>> START Data excerpts

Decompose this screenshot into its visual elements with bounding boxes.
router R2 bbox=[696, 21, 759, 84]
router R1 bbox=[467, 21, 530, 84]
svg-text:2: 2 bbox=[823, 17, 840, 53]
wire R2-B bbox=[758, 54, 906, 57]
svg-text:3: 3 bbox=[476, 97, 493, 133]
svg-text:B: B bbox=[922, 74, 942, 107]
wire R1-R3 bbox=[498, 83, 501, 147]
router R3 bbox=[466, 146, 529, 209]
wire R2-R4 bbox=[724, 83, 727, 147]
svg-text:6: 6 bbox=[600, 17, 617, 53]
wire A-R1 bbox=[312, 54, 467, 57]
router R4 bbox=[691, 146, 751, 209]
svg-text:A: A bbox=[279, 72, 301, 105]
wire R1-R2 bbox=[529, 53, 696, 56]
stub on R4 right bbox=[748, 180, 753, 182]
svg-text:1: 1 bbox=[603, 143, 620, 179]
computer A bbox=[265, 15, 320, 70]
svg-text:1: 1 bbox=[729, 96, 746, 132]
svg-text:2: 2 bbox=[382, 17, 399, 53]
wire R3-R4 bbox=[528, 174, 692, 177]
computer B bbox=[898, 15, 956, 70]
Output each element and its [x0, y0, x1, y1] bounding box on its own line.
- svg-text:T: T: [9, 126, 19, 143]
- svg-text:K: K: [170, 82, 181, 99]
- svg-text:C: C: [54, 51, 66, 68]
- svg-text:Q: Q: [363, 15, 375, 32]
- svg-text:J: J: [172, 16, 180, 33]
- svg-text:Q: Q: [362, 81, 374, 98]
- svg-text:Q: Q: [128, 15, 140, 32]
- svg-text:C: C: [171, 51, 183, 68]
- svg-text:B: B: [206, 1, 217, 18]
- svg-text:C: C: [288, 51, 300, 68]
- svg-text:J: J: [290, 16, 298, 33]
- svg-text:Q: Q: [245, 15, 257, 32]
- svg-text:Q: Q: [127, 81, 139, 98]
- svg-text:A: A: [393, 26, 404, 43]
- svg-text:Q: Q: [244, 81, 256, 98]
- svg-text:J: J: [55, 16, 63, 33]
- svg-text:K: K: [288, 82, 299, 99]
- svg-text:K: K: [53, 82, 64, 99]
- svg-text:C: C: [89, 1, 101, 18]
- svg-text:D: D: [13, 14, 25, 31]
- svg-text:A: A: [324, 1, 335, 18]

>> END Data excerpts

### Task objective
Transcribe the records above exactly, starting at their first line and continuing through the line containing "wire R3-R4 bbox=[528, 174, 692, 177]", with that line included.

### Answer to the problem
Decompose this screenshot into its visual elements with bounding boxes.
router R2 bbox=[696, 21, 759, 84]
router R1 bbox=[467, 21, 530, 84]
svg-text:2: 2 bbox=[823, 17, 840, 53]
wire R2-B bbox=[758, 54, 906, 57]
svg-text:3: 3 bbox=[476, 97, 493, 133]
svg-text:B: B bbox=[922, 74, 942, 107]
wire R1-R3 bbox=[498, 83, 501, 147]
router R3 bbox=[466, 146, 529, 209]
wire R2-R4 bbox=[724, 83, 727, 147]
svg-text:6: 6 bbox=[600, 17, 617, 53]
wire A-R1 bbox=[312, 54, 467, 57]
router R4 bbox=[691, 146, 751, 209]
svg-text:A: A bbox=[279, 72, 301, 105]
wire R1-R2 bbox=[529, 53, 696, 56]
stub on R4 right bbox=[748, 180, 753, 182]
svg-text:1: 1 bbox=[603, 143, 620, 179]
computer A bbox=[265, 15, 320, 70]
svg-text:1: 1 bbox=[729, 96, 746, 132]
svg-text:2: 2 bbox=[382, 17, 399, 53]
wire R3-R4 bbox=[528, 174, 692, 177]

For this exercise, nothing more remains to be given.